**WHAT NEEDS TO BE DONE**
Pull out every line below that holds the word "true".
:::
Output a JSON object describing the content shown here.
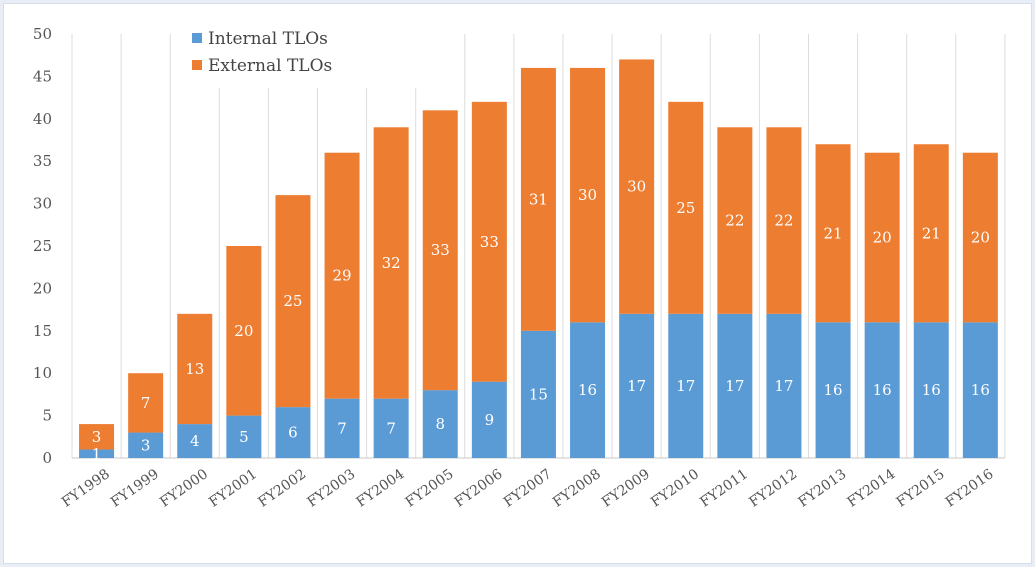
{
  "chart_data": {
    "type": "bar",
    "stacked": true,
    "categories": [
      "FY1998",
      "FY1999",
      "FY2000",
      "FY2001",
      "FY2002",
      "FY2003",
      "FY2004",
      "FY2005",
      "FY2006",
      "FY2007",
      "FY2008",
      "FY2009",
      "FY2010",
      "FY2011",
      "FY2012",
      "FY2013",
      "FY2014",
      "FY2015",
      "FY2016"
    ],
    "series": [
      {
        "name": "Internal TLOs",
        "color": "#5b9bd5",
        "values": [
          1,
          3,
          4,
          5,
          6,
          7,
          7,
          8,
          9,
          15,
          16,
          17,
          17,
          17,
          17,
          16,
          16,
          16,
          16
        ]
      },
      {
        "name": "External TLOs",
        "color": "#ed7d31",
        "values": [
          3,
          7,
          13,
          20,
          25,
          29,
          32,
          33,
          33,
          31,
          30,
          30,
          25,
          22,
          22,
          21,
          20,
          21,
          20
        ]
      }
    ],
    "ylim": [
      0,
      50
    ],
    "yticks": [
      0,
      5,
      10,
      15,
      20,
      25,
      30,
      35,
      40,
      45,
      50
    ],
    "grid": "vertical",
    "legend_position": "top-left",
    "data_labels": true
  }
}
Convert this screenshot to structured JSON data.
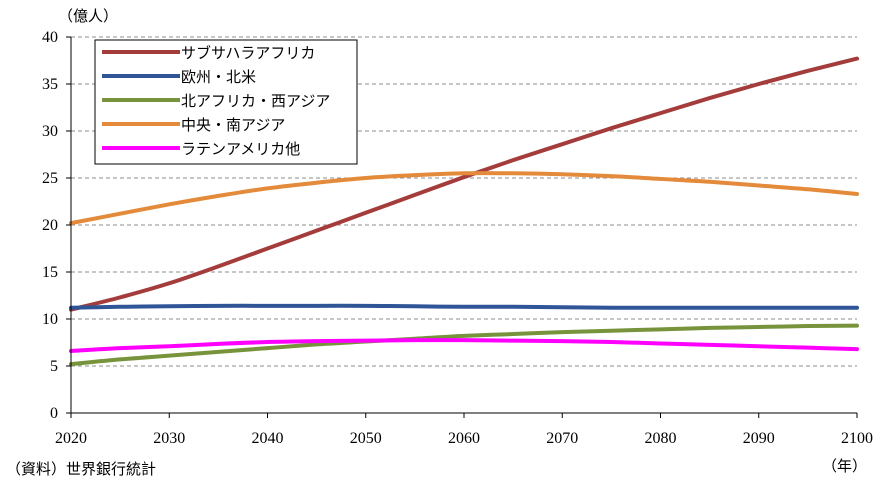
{
  "chart_data": {
    "type": "line",
    "unit_label": "（億人）",
    "x_unit_label": "（年）",
    "source": "（資料）世界銀行統計",
    "x": [
      2020,
      2025,
      2030,
      2035,
      2040,
      2045,
      2050,
      2055,
      2060,
      2065,
      2070,
      2075,
      2080,
      2085,
      2090,
      2095,
      2100
    ],
    "x_ticks": [
      "2020",
      "2030",
      "2040",
      "2050",
      "2060",
      "2070",
      "2080",
      "2090",
      "2100"
    ],
    "y_ticks": [
      "0",
      "5",
      "10",
      "15",
      "20",
      "25",
      "30",
      "35",
      "40"
    ],
    "xlim": [
      2020,
      2100
    ],
    "ylim": [
      0,
      40
    ],
    "grid": "horizontal-dashed",
    "legend_position": "top-left",
    "series": [
      {
        "name": "サブサハラアフリカ",
        "color": "#a33c3a",
        "values": [
          11.0,
          12.3,
          13.8,
          15.6,
          17.5,
          19.4,
          21.3,
          23.2,
          25.1,
          26.9,
          28.6,
          30.3,
          31.9,
          33.5,
          35.0,
          36.4,
          37.7
        ]
      },
      {
        "name": "欧州・北米",
        "color": "#2f5597",
        "values": [
          11.2,
          11.3,
          11.35,
          11.4,
          11.4,
          11.4,
          11.4,
          11.35,
          11.3,
          11.3,
          11.25,
          11.2,
          11.2,
          11.2,
          11.2,
          11.2,
          11.2
        ]
      },
      {
        "name": "北アフリカ・西アジア",
        "color": "#77933c",
        "values": [
          5.2,
          5.7,
          6.1,
          6.5,
          6.9,
          7.3,
          7.6,
          7.9,
          8.2,
          8.4,
          8.6,
          8.75,
          8.9,
          9.05,
          9.15,
          9.25,
          9.3
        ]
      },
      {
        "name": "中央・南アジア",
        "color": "#e38a3b",
        "values": [
          20.2,
          21.2,
          22.2,
          23.1,
          23.9,
          24.5,
          25.0,
          25.3,
          25.5,
          25.5,
          25.4,
          25.2,
          24.9,
          24.6,
          24.2,
          23.8,
          23.3
        ]
      },
      {
        "name": "ラテンアメリカ他",
        "color": "#ff00ff",
        "values": [
          6.6,
          6.9,
          7.1,
          7.35,
          7.55,
          7.65,
          7.7,
          7.75,
          7.75,
          7.7,
          7.65,
          7.55,
          7.4,
          7.25,
          7.1,
          6.95,
          6.8
        ]
      }
    ]
  }
}
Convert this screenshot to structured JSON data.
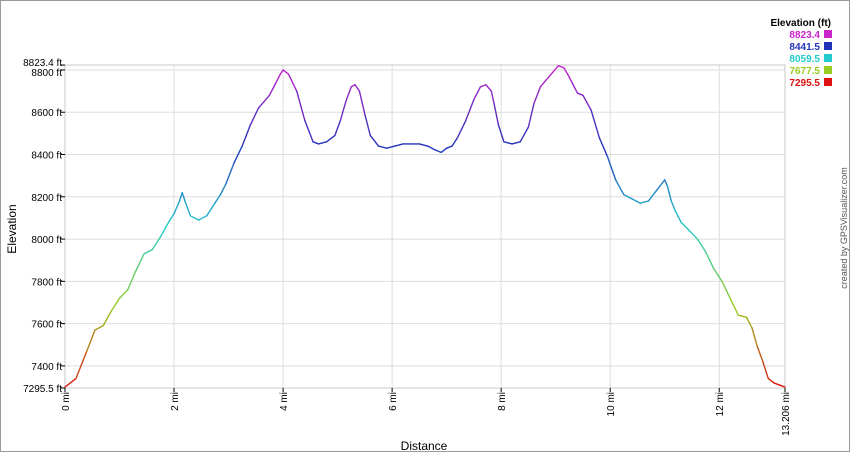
{
  "chart_data": {
    "type": "line",
    "xlabel": "Distance",
    "ylabel": "Elevation",
    "credit": "created by GPSVisualizer.com",
    "xlim": [
      0,
      13.206
    ],
    "ylim": [
      7295.5,
      8823.4
    ],
    "grid": true,
    "legend_position": "top-right",
    "x_ticks": [
      {
        "value": 0,
        "label": "0 mi"
      },
      {
        "value": 2,
        "label": "2 mi"
      },
      {
        "value": 4,
        "label": "4 mi"
      },
      {
        "value": 6,
        "label": "6 mi"
      },
      {
        "value": 8,
        "label": "8 mi"
      },
      {
        "value": 10,
        "label": "10 mi"
      },
      {
        "value": 12,
        "label": "12 mi"
      },
      {
        "value": 13.206,
        "label": "13.206 mi"
      }
    ],
    "y_ticks": [
      {
        "value": 7295.5,
        "label": "7295.5 ft"
      },
      {
        "value": 7400,
        "label": "7400 ft"
      },
      {
        "value": 7600,
        "label": "7600 ft"
      },
      {
        "value": 7800,
        "label": "7800 ft"
      },
      {
        "value": 8000,
        "label": "8000 ft"
      },
      {
        "value": 8200,
        "label": "8200 ft"
      },
      {
        "value": 8400,
        "label": "8400 ft"
      },
      {
        "value": 8600,
        "label": "8600 ft"
      },
      {
        "value": 8800,
        "label": "8800 ft"
      },
      {
        "value": 8823.4,
        "label": "8823.4 ft"
      }
    ],
    "legend": {
      "title": "Elevation (ft)",
      "entries": [
        {
          "label": "8823.4",
          "color": "#cc22cc"
        },
        {
          "label": "8441.5",
          "color": "#2233bb"
        },
        {
          "label": "8059.5",
          "color": "#22cccc"
        },
        {
          "label": "7677.5",
          "color": "#99cc22"
        },
        {
          "label": "7295.5",
          "color": "#dd1111"
        }
      ]
    },
    "series": [
      {
        "x": [
          0,
          0.2,
          0.4,
          0.55,
          0.7,
          0.85,
          1.0,
          1.15,
          1.3,
          1.45,
          1.6,
          1.75,
          1.9,
          2.0,
          2.1,
          2.15,
          2.2,
          2.3,
          2.45,
          2.6,
          2.75,
          2.85,
          2.95,
          3.1,
          3.25,
          3.4,
          3.55,
          3.65,
          3.75,
          3.85,
          3.95,
          4.0,
          4.1,
          4.25,
          4.4,
          4.55,
          4.65,
          4.8,
          4.95,
          5.05,
          5.15,
          5.25,
          5.32,
          5.4,
          5.5,
          5.6,
          5.75,
          5.9,
          6.05,
          6.2,
          6.35,
          6.5,
          6.65,
          6.8,
          6.9,
          7.0,
          7.1,
          7.2,
          7.35,
          7.5,
          7.62,
          7.72,
          7.82,
          7.87,
          7.95,
          8.05,
          8.2,
          8.35,
          8.5,
          8.6,
          8.72,
          8.85,
          8.95,
          9.05,
          9.15,
          9.22,
          9.3,
          9.4,
          9.5,
          9.65,
          9.8,
          9.95,
          10.1,
          10.25,
          10.4,
          10.55,
          10.7,
          10.85,
          11.0,
          11.05,
          11.12,
          11.2,
          11.3,
          11.45,
          11.6,
          11.75,
          11.9,
          12.05,
          12.2,
          12.35,
          12.5,
          12.6,
          12.7,
          12.8,
          12.9,
          13.0,
          13.1,
          13.206
        ],
        "y": [
          7300,
          7340,
          7470,
          7570,
          7590,
          7660,
          7720,
          7760,
          7850,
          7930,
          7950,
          8010,
          8080,
          8120,
          8180,
          8220,
          8180,
          8110,
          8090,
          8110,
          8170,
          8210,
          8260,
          8360,
          8440,
          8540,
          8620,
          8650,
          8680,
          8730,
          8780,
          8800,
          8780,
          8700,
          8560,
          8460,
          8450,
          8460,
          8490,
          8560,
          8650,
          8720,
          8730,
          8700,
          8590,
          8490,
          8440,
          8430,
          8440,
          8450,
          8450,
          8450,
          8440,
          8420,
          8410,
          8430,
          8440,
          8480,
          8560,
          8660,
          8720,
          8730,
          8700,
          8640,
          8540,
          8460,
          8450,
          8460,
          8530,
          8640,
          8720,
          8760,
          8790,
          8820,
          8810,
          8780,
          8740,
          8690,
          8680,
          8610,
          8480,
          8390,
          8280,
          8210,
          8190,
          8170,
          8180,
          8230,
          8280,
          8250,
          8180,
          8130,
          8080,
          8040,
          8000,
          7940,
          7860,
          7800,
          7720,
          7640,
          7630,
          7580,
          7490,
          7420,
          7340,
          7320,
          7310,
          7300
        ]
      }
    ]
  }
}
:::
**SOLUTION TO THIS PROBLEM**
    "stacked": true,
    "data_labels": true
    "grid": true,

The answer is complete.